Return the lines beginning at the one that contains "Output the text content of this document." and running to the end of the records, exactly and with nothing else. Omit pictures.

*** Records provided

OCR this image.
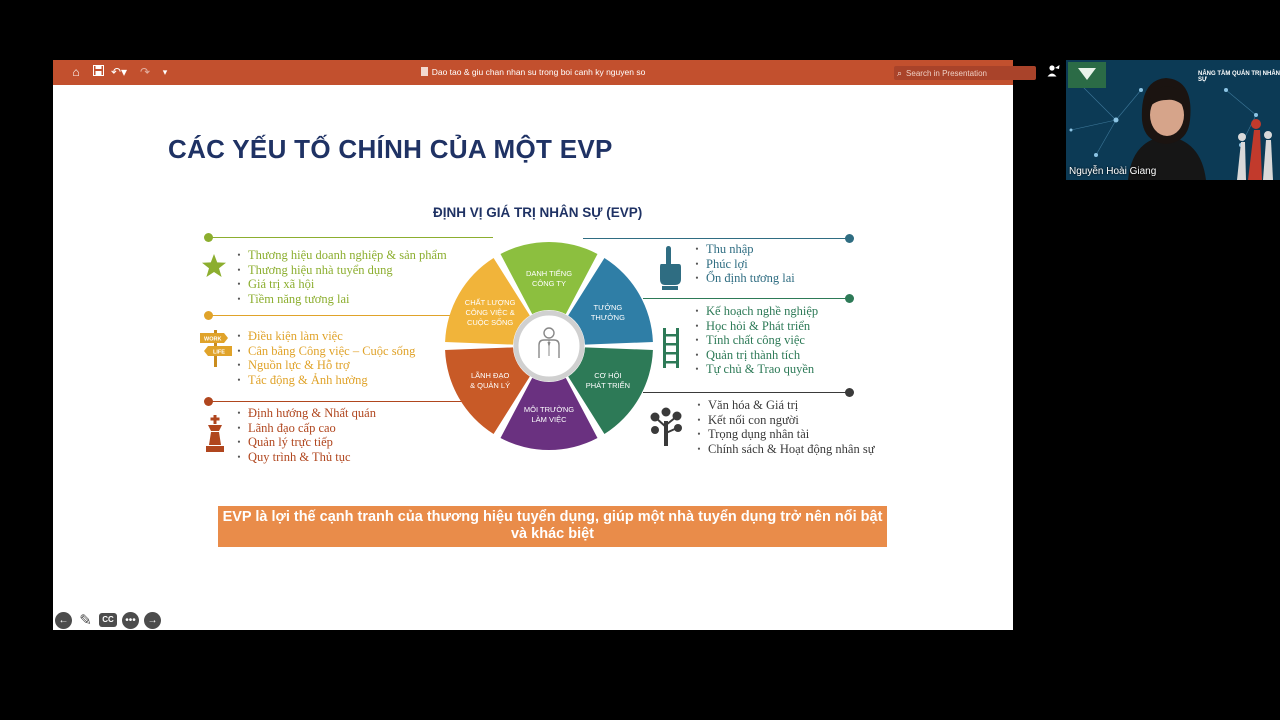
⌂	↶▾ ↷	▾	Dao tao & giu chan nhan su trong boi canh ky nguyen so	⌕
Search in Presentation
CÁC YẾU TỐ CHÍNH CỦA MỘT EVP
ĐỊNH VỊ GIÁ TRỊ NHÂN SỰ (EVP)
DANH TIẾNG
CÔNG TY
TƯỞNG
THƯỞNG
CƠ HỘI
PHÁT TRIỂN
MÔI TRƯỜNG
LÀM VIỆC
LÃNH ĐẠO
& QUẢN LÝ
CHẤT LƯỢNG
CÔNG VIỆC &
CUỘC SỐNG
WORK
LIFE
• Thương hiệu doanh nghiệp & sản phẩm
• Thương hiệu nhà tuyển dụng
• Giá trị xã hội
• Tiềm năng tương lai
• Điều kiện làm việc
• Cân bằng Công việc – Cuộc sống
• Nguồn lực & Hỗ trợ
• Tác động & Ảnh hưởng
• Định hướng & Nhất quán
• Lãnh đạo cấp cao
• Quản lý trực tiếp
• Quy trình & Thủ tục
• Thu nhập
• Phúc lợi
• Ổn định tương lai
• Kế hoạch nghề nghiệp
• Học hỏi & Phát triển
• Tính chất công việc
• Quản trị thành tích
• Tự chủ & Trao quyền
• Văn hóa & Giá trị
• Kết nối con người
• Trọng dụng nhân tài
• Chính sách & Hoạt động nhân sự
EVP là lợi thế cạnh tranh của thương hiệu tuyển dụng, giúp một nhà tuyển dụng trở nên nổi bật và khác biệt
← ✎	CC	•••	→
NÂNG TẦM QUẢN TRỊ NHÂN SỰ
Nguyễn Hoài Giang
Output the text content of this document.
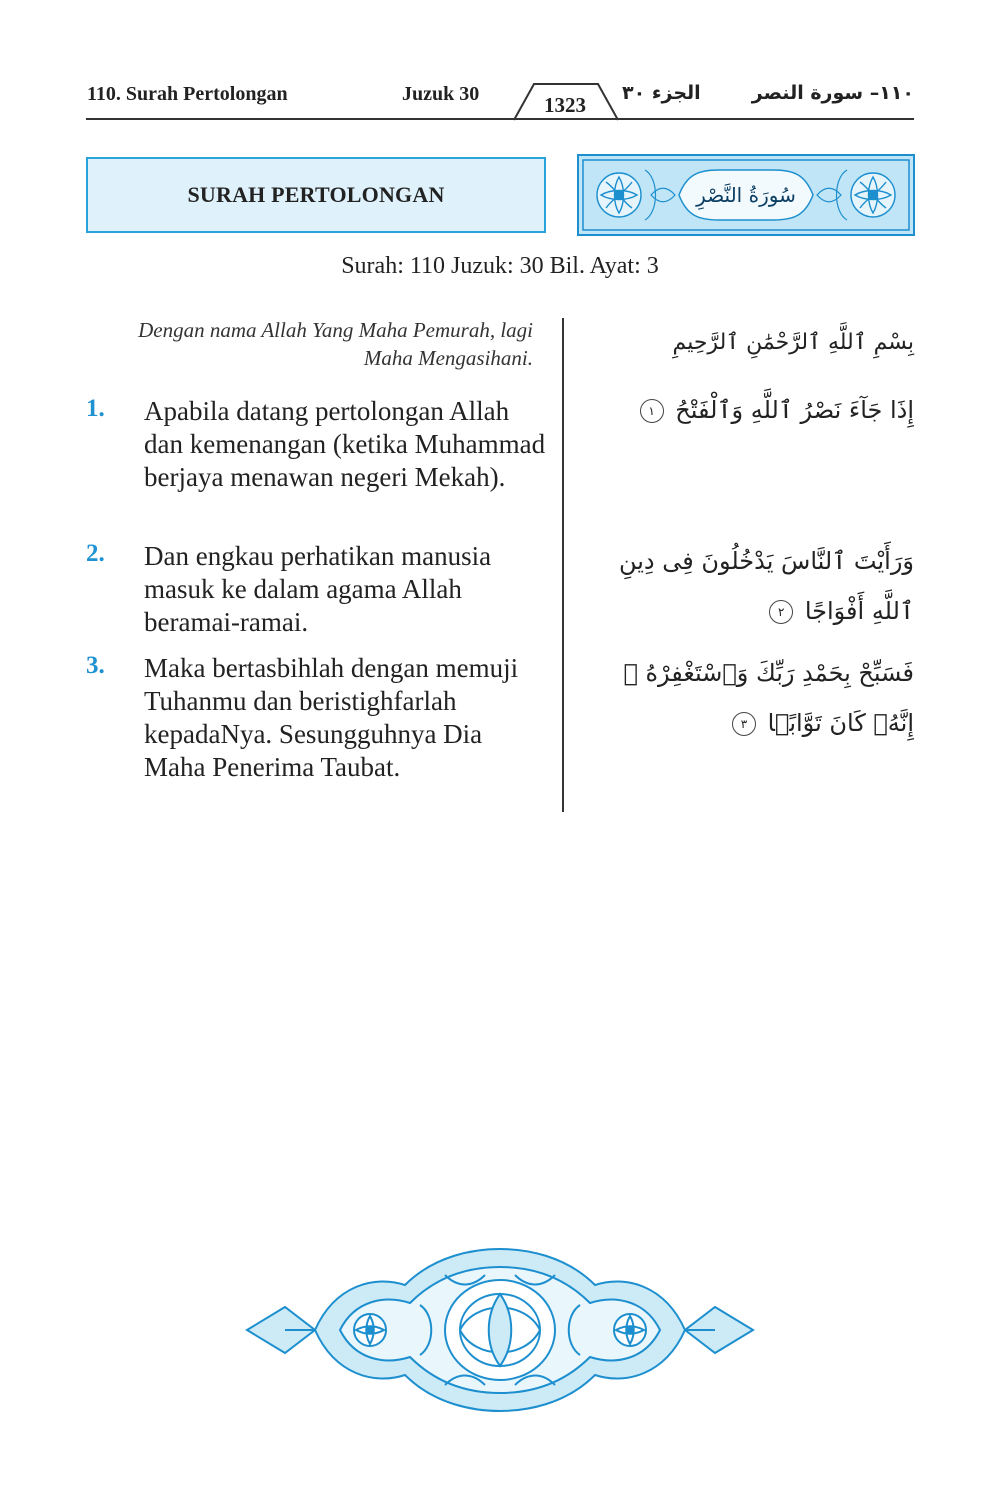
110. Surah Pertolongan	Juzuk 30	1323	الجزء ٣٠	١١٠– سورة النصر
SURAH PERTOLONGAN	سُورَةُ النَّصْرِ
Surah: 110 Juzuk: 30 Bil. Ayat: 3
Dengan nama Allah Yang Maha Pemurah, lagi Maha Mengasihani.
بِسْمِ ٱللَّهِ ٱلرَّحْمَٰنِ ٱلرَّحِيمِ
1. Apabila datang pertolongan Allah dan kemenangan (ketika Muhammad berjaya menawan negeri Mekah).
إِذَا جَآءَ نَصْرُ ٱللَّهِ وَٱلْفَتْحُ ١
2. Dan engkau perhatikan manusia masuk ke dalam agama Allah beramai-ramai.
وَرَأَيْتَ ٱلنَّاسَ يَدْخُلُونَ فِى دِينِ ٱللَّهِ أَفْوَاجًا ٢
3. Maka bertasbihlah dengan memuji Tuhanmu dan beristighfarlah kepadaNya. Sesungguhnya Dia Maha Penerima Taubat.
فَسَبِّحْ بِحَمْدِ رَبِّكَ وَٱسْتَغْفِرْهُ ۚ إِنَّهُۥ كَانَ تَوَّابًۢا ٣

******

▶ [Solution for this task]:
Output the text content of this document.
110. Surah Pertolongan	Juzuk 30	1323	الجزء ٣٠	١١٠– سورة النصر
SURAH PERTOLONGAN	سُورَةُ النَّصْرِ
Surah: 110 Juzuk: 30 Bil. Ayat: 3
Dengan nama Allah Yang Maha Pemurah, lagi Maha Mengasihani.
بِسْمِ ٱللَّهِ ٱلرَّحْمَٰنِ ٱلرَّحِيمِ
1. Apabila datang pertolongan Allah dan kemenangan (ketika Muhammad berjaya menawan negeri Mekah).
إِذَا جَآءَ نَصْرُ ٱللَّهِ وَٱلْفَتْحُ ١
2. Dan engkau perhatikan manusia masuk ke dalam agama Allah beramai-ramai.
وَرَأَيْتَ ٱلنَّاسَ يَدْخُلُونَ فِى دِينِ ٱللَّهِ أَفْوَاجًا ٢
3. Maka bertasbihlah dengan memuji Tuhanmu dan beristighfarlah kepadaNya. Sesungguhnya Dia Maha Penerima Taubat.
فَسَبِّحْ بِحَمْدِ رَبِّكَ وَٱسْتَغْفِرْهُ ۚ إِنَّهُۥ كَانَ تَوَّابًۢا ٣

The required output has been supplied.